The task:
Do not carry the pictures over; copy every other part of the entries exactly.

Task material:
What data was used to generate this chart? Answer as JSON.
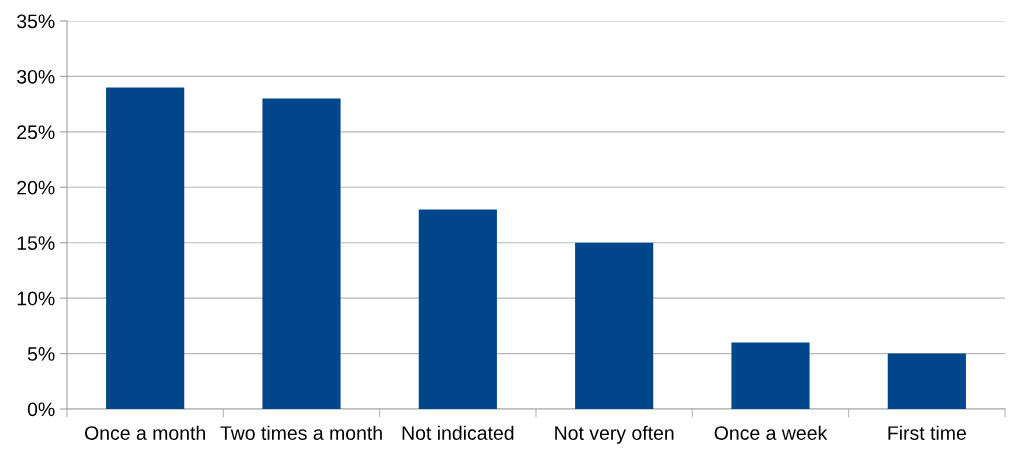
{
  "chart_data": {
    "type": "bar",
    "categories": [
      "Once a month",
      "Two times a month",
      "Not indicated",
      "Not very often",
      "Once a week",
      "First time"
    ],
    "values": [
      29,
      28,
      18,
      15,
      6,
      5
    ],
    "color": "#00468b",
    "ylim": [
      0,
      35
    ],
    "yticks": [
      {
        "value": 0,
        "label": "0%"
      },
      {
        "value": 5,
        "label": "5%"
      },
      {
        "value": 10,
        "label": "10%"
      },
      {
        "value": 15,
        "label": "15%"
      },
      {
        "value": 20,
        "label": "20%"
      },
      {
        "value": 25,
        "label": "25%"
      },
      {
        "value": 30,
        "label": "30%"
      },
      {
        "value": 35,
        "label": "35%"
      }
    ],
    "grid": "y",
    "legend": false
  }
}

Result:
What data was used to generate this chart? Answer as JSON.
{
  "chart_data": {
    "type": "bar",
    "categories": [
      "Once a month",
      "Two times a month",
      "Not indicated",
      "Not very often",
      "Once a week",
      "First time"
    ],
    "values": [
      29,
      28,
      18,
      15,
      6,
      5
    ],
    "color": "#00468b",
    "ylim": [
      0,
      35
    ],
    "yticks": [
      {
        "value": 0,
        "label": "0%"
      },
      {
        "value": 5,
        "label": "5%"
      },
      {
        "value": 10,
        "label": "10%"
      },
      {
        "value": 15,
        "label": "15%"
      },
      {
        "value": 20,
        "label": "20%"
      },
      {
        "value": 25,
        "label": "25%"
      },
      {
        "value": 30,
        "label": "30%"
      },
      {
        "value": 35,
        "label": "35%"
      }
    ],
    "grid": "y",
    "legend": false
  }
}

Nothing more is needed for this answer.